#### The problem:
Below are entries to be transcribed exactly; exclude the pictures from the copy.

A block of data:
◆ ◆ ◆ ◆

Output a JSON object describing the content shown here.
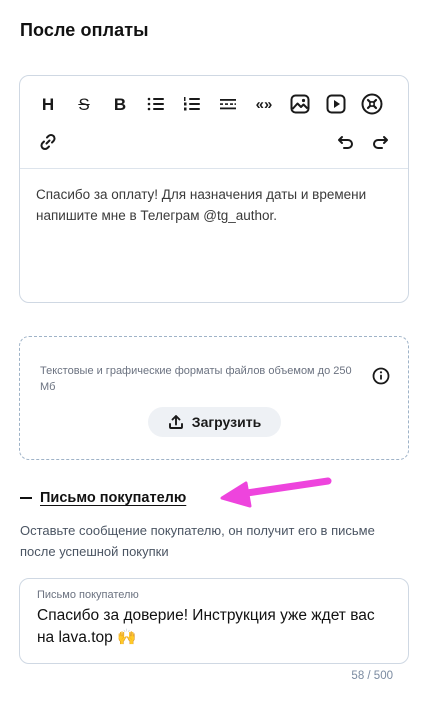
{
  "page": {
    "title": "После оплаты"
  },
  "editor": {
    "toolbar": {
      "heading_label": "H",
      "strike_label": "S",
      "bold_label": "B",
      "quote_label": "«»"
    },
    "content": "Спасибо за оплату! Для назначения даты и времени напишите мне в Телеграм @tg_author."
  },
  "upload": {
    "hint": "Текстовые и графические форматы файлов объемом до 250 Мб",
    "button_label": "Загрузить"
  },
  "letter": {
    "section_title": "Письмо покупателю",
    "description": "Оставьте сообщение покупателю, он получит его в письме после успешной покупки",
    "field_label": "Письмо покупателю",
    "field_value": "Спасибо за доверие! Инструкция уже ждет вас на lava.top 🙌",
    "counter": "58 / 500"
  },
  "colors": {
    "border": "#cfd8e3",
    "annotation_arrow": "#ee44dd",
    "muted_text": "#6b7280"
  },
  "icons": [
    "bullet-list-icon",
    "numbered-list-icon",
    "divider-icon",
    "image-icon",
    "video-icon",
    "no-embed-icon",
    "link-icon",
    "undo-icon",
    "redo-icon",
    "info-icon",
    "upload-icon",
    "collapse-minus-icon",
    "annotation-arrow"
  ]
}
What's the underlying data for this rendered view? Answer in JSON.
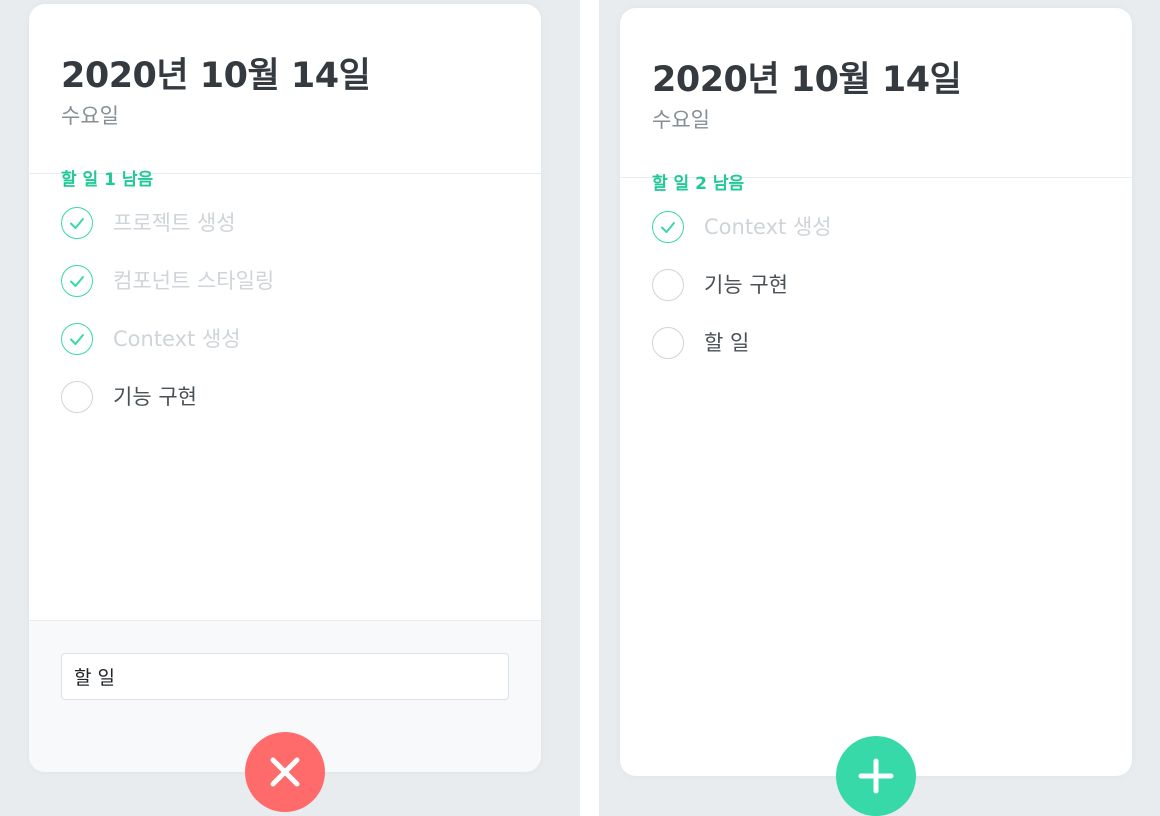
{
  "left": {
    "header": {
      "date": "2020년 10월 14일",
      "day": "수요일",
      "tasks_left": "할 일 1 남음"
    },
    "items": [
      {
        "text": "프로젝트 생성",
        "done": true
      },
      {
        "text": "컴포넌트 스타일링",
        "done": true
      },
      {
        "text": "Context 생성",
        "done": true
      },
      {
        "text": "기능 구현",
        "done": false
      }
    ],
    "input_value": "할 일",
    "fab_icon": "close-icon",
    "fab_color": "#ff6b6b"
  },
  "right": {
    "header": {
      "date": "2020년 10월 14일",
      "day": "수요일",
      "tasks_left": "할 일 2 남음"
    },
    "items": [
      {
        "text": "Context 생성",
        "done": true
      },
      {
        "text": "기능 구현",
        "done": false
      },
      {
        "text": "할 일",
        "done": false
      }
    ],
    "fab_icon": "plus-icon",
    "fab_color": "#38d9a9"
  },
  "colors": {
    "accent": "#20c997",
    "check_border": "#38d9a9",
    "done_text": "#ced4da",
    "text": "#495057",
    "background": "#e9ecef"
  }
}
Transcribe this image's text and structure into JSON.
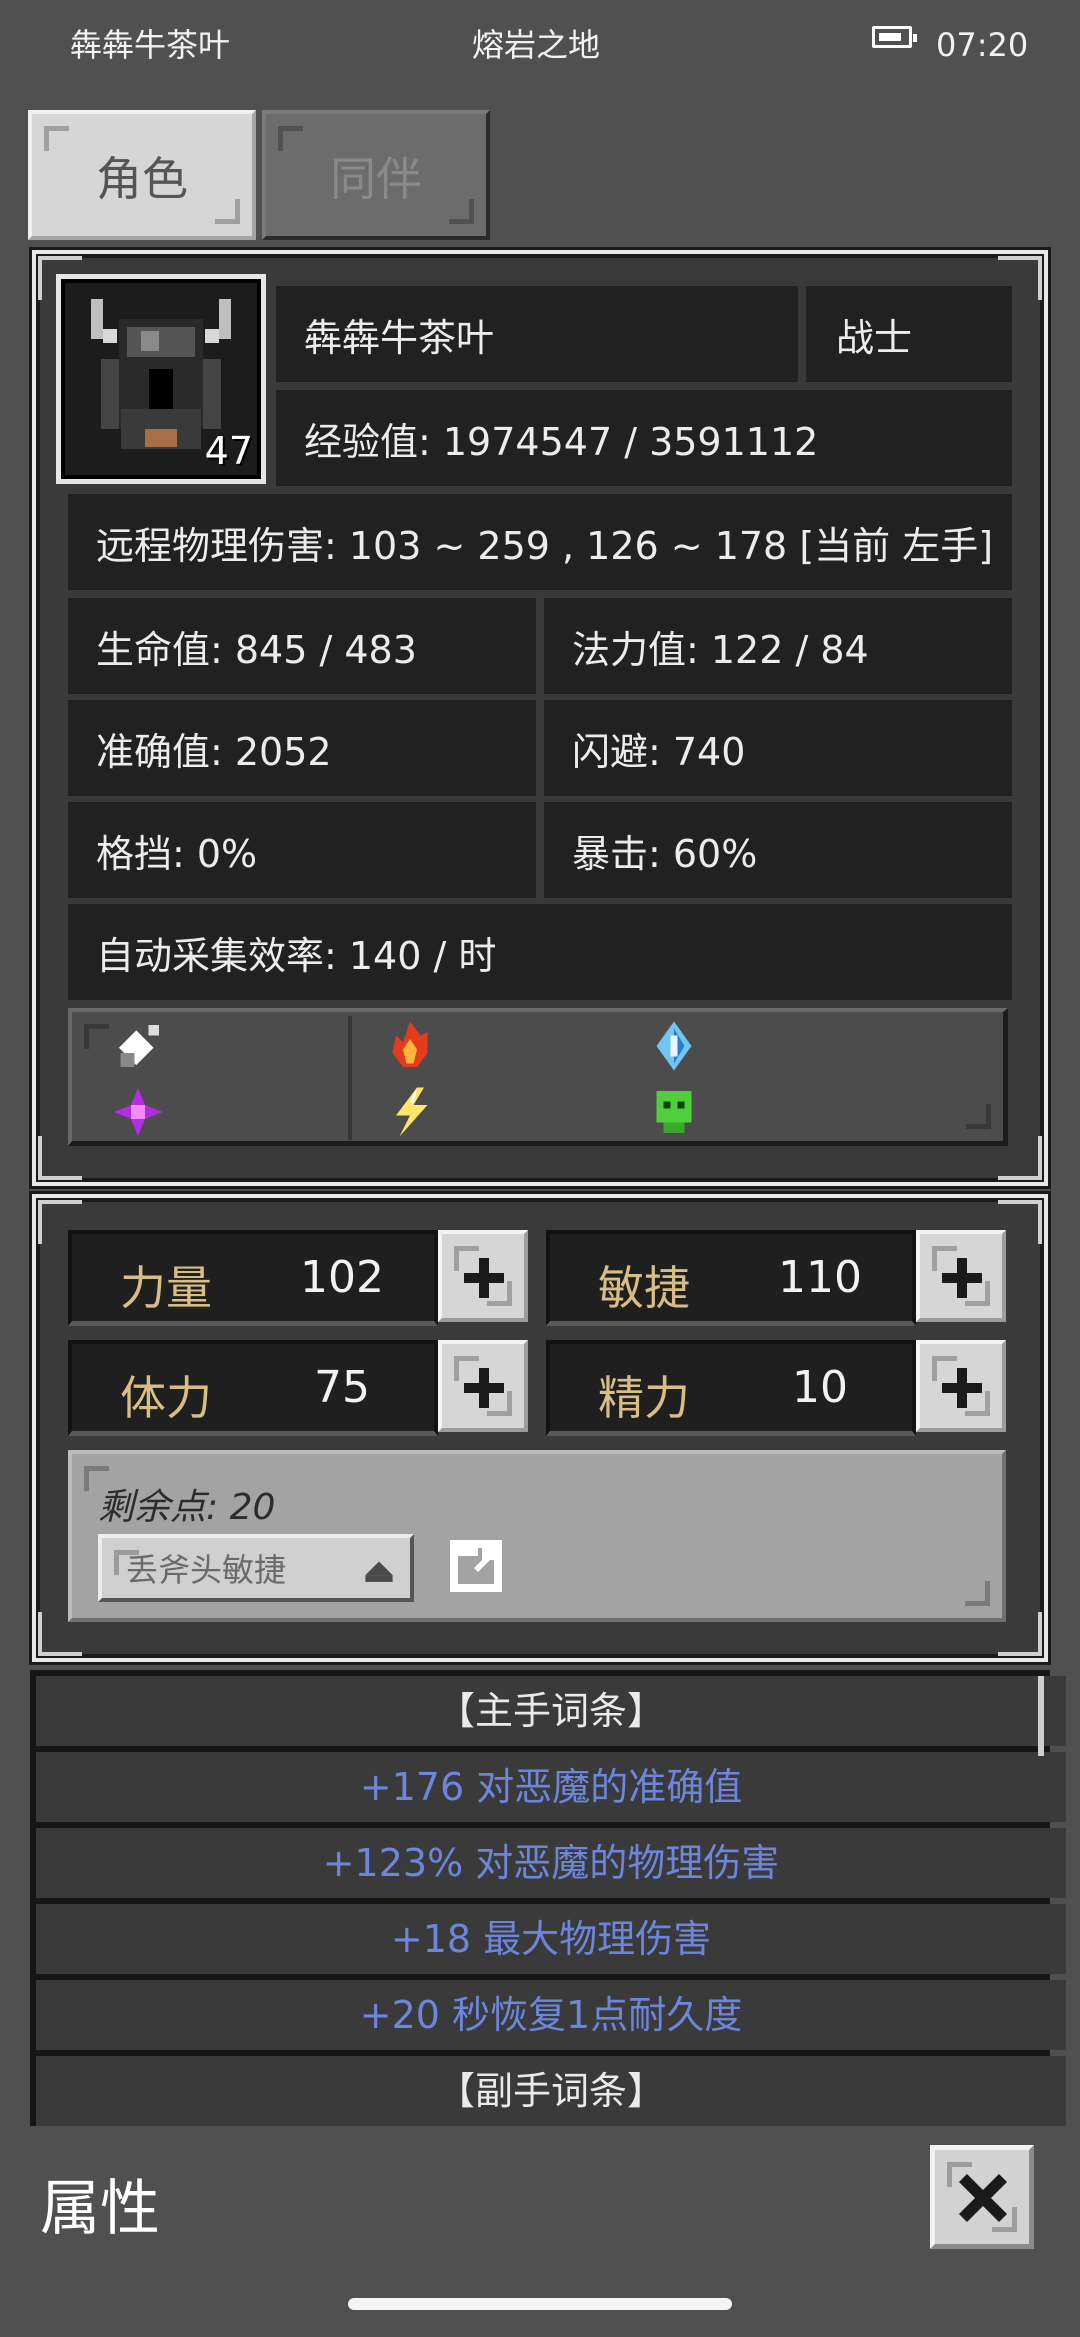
{
  "status_bar": {
    "left_text": "犇犇牛茶叶",
    "center_text": "熔岩之地",
    "time": "07:20",
    "battery_icon": "battery-icon"
  },
  "tabs": [
    {
      "label": "角色",
      "active": true
    },
    {
      "label": "同伴",
      "active": false
    }
  ],
  "character": {
    "name": "犇犇牛茶叶",
    "class": "战士",
    "level": "47",
    "experience": "经验值: 1974547 / 3591112",
    "ranged_damage": "远程物理伤害: 103 ~ 259 , 126 ~ 178 [当前 左手]",
    "hp": "生命值: 845 / 483",
    "mp": "法力值: 122 / 84",
    "accuracy": "准确值: 2052",
    "dodge": "闪避: 740",
    "block": "格挡: 0%",
    "crit": "暴击: 60%",
    "gather_rate": "自动采集效率: 140 / 时"
  },
  "element_icons": [
    "physical-sword-icon",
    "fire-icon",
    "ice-icon",
    "arcane-icon",
    "lightning-icon",
    "poison-skull-icon"
  ],
  "attributes": [
    {
      "label": "力量",
      "value": "102"
    },
    {
      "label": "敏捷",
      "value": "110"
    },
    {
      "label": "体力",
      "value": "75"
    },
    {
      "label": "精力",
      "value": "10"
    }
  ],
  "remaining_points": "剩余点: 20",
  "preset": {
    "name": "丢斧头敏捷",
    "dropdown_icon": "triangle-up-icon",
    "edit_icon": "export-icon"
  },
  "affixes": [
    {
      "text": "【主手词条】",
      "type": "header"
    },
    {
      "text": "+176 对恶魔的准确值",
      "type": "bonus"
    },
    {
      "text": "+123% 对恶魔的物理伤害",
      "type": "bonus"
    },
    {
      "text": "+18 最大物理伤害",
      "type": "bonus"
    },
    {
      "text": "+20 秒恢复1点耐久度",
      "type": "bonus"
    },
    {
      "text": "【副手词条】",
      "type": "header"
    }
  ],
  "footer": {
    "title": "属性",
    "close_icon": "close-icon"
  }
}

◆ ◆ ◆ ◆

#### Output of the exercise:
Output a JSON object describing the content shown here.
{
  "page": {
    "title": "После оплаты"
  },
  "editor": {
    "toolbar": {
      "heading_label": "H",
      "strike_label": "S",
      "bold_label": "B",
      "quote_label": "«»"
    },
    "content": "Спасибо за оплату! Для назначения даты и времени напишите мне в Телеграм @tg_author."
  },
  "upload": {
    "hint": "Текстовые и графические форматы файлов объемом до 250 Мб",
    "button_label": "Загрузить"
  },
  "letter": {
    "section_title": "Письмо покупателю",
    "description": "Оставьте сообщение покупателю, он получит его в письме после успешной покупки",
    "field_label": "Письмо покупателю",
    "field_value": "Спасибо за доверие! Инструкция уже ждет вас на lava.top 🙌",
    "counter": "58 / 500"
  },
  "colors": {
    "border": "#cfd8e3",
    "annotation_arrow": "#ee44dd",
    "muted_text": "#6b7280"
  },
  "icons": [
    "bullet-list-icon",
    "numbered-list-icon",
    "divider-icon",
    "image-icon",
    "video-icon",
    "no-embed-icon",
    "link-icon",
    "undo-icon",
    "redo-icon",
    "info-icon",
    "upload-icon",
    "collapse-minus-icon",
    "annotation-arrow"
  ]
}
What's the underlying data for this rendered view? Answer in JSON.
{
  "left": {
    "header": {
      "date": "2020년 10월 14일",
      "day": "수요일",
      "tasks_left": "할 일 1 남음"
    },
    "items": [
      {
        "text": "프로젝트 생성",
        "done": true
      },
      {
        "text": "컴포넌트 스타일링",
        "done": true
      },
      {
        "text": "Context 생성",
        "done": true
      },
      {
        "text": "기능 구현",
        "done": false
      }
    ],
    "input_value": "할 일",
    "fab_icon": "close-icon",
    "fab_color": "#ff6b6b"
  },
  "right": {
    "header": {
      "date": "2020년 10월 14일",
      "day": "수요일",
      "tasks_left": "할 일 2 남음"
    },
    "items": [
      {
        "text": "Context 생성",
        "done": true
      },
      {
        "text": "기능 구현",
        "done": false
      },
      {
        "text": "할 일",
        "done": false
      }
    ],
    "fab_icon": "plus-icon",
    "fab_color": "#38d9a9"
  },
  "colors": {
    "accent": "#20c997",
    "check_border": "#38d9a9",
    "done_text": "#ced4da",
    "text": "#495057",
    "background": "#e9ecef"
  }
}
Transcribe this image's text and structure into JSON.
{
  "status_bar": {
    "left_text": "犇犇牛茶叶",
    "center_text": "熔岩之地",
    "time": "07:20",
    "battery_icon": "battery-icon"
  },
  "tabs": [
    {
      "label": "角色",
      "active": true
    },
    {
      "label": "同伴",
      "active": false
    }
  ],
  "character": {
    "name": "犇犇牛茶叶",
    "class": "战士",
    "level": "47",
    "experience": "经验值: 1974547 / 3591112",
    "ranged_damage": "远程物理伤害: 103 ~ 259 , 126 ~ 178 [当前 左手]",
    "hp": "生命值: 845 / 483",
    "mp": "法力值: 122 / 84",
    "accuracy": "准确值: 2052",
    "dodge": "闪避: 740",
    "block": "格挡: 0%",
    "crit": "暴击: 60%",
    "gather_rate": "自动采集效率: 140 / 时"
  },
  "element_icons": [
    "physical-sword-icon",
    "fire-icon",
    "ice-icon",
    "arcane-icon",
    "lightning-icon",
    "poison-skull-icon"
  ],
  "attributes": [
    {
      "label": "力量",
      "value": "102"
    },
    {
      "label": "敏捷",
      "value": "110"
    },
    {
      "label": "体力",
      "value": "75"
    },
    {
      "label": "精力",
      "value": "10"
    }
  ],
  "remaining_points": "剩余点: 20",
  "preset": {
    "name": "丢斧头敏捷",
    "dropdown_icon": "triangle-up-icon",
    "edit_icon": "export-icon"
  },
  "affixes": [
    {
      "text": "【主手词条】",
      "type": "header"
    },
    {
      "text": "+176 对恶魔的准确值",
      "type": "bonus"
    },
    {
      "text": "+123% 对恶魔的物理伤害",
      "type": "bonus"
    },
    {
      "text": "+18 最大物理伤害",
      "type": "bonus"
    },
    {
      "text": "+20 秒恢复1点耐久度",
      "type": "bonus"
    },
    {
      "text": "【副手词条】",
      "type": "header"
    }
  ],
  "footer": {
    "title": "属性",
    "close_icon": "close-icon"
  }
}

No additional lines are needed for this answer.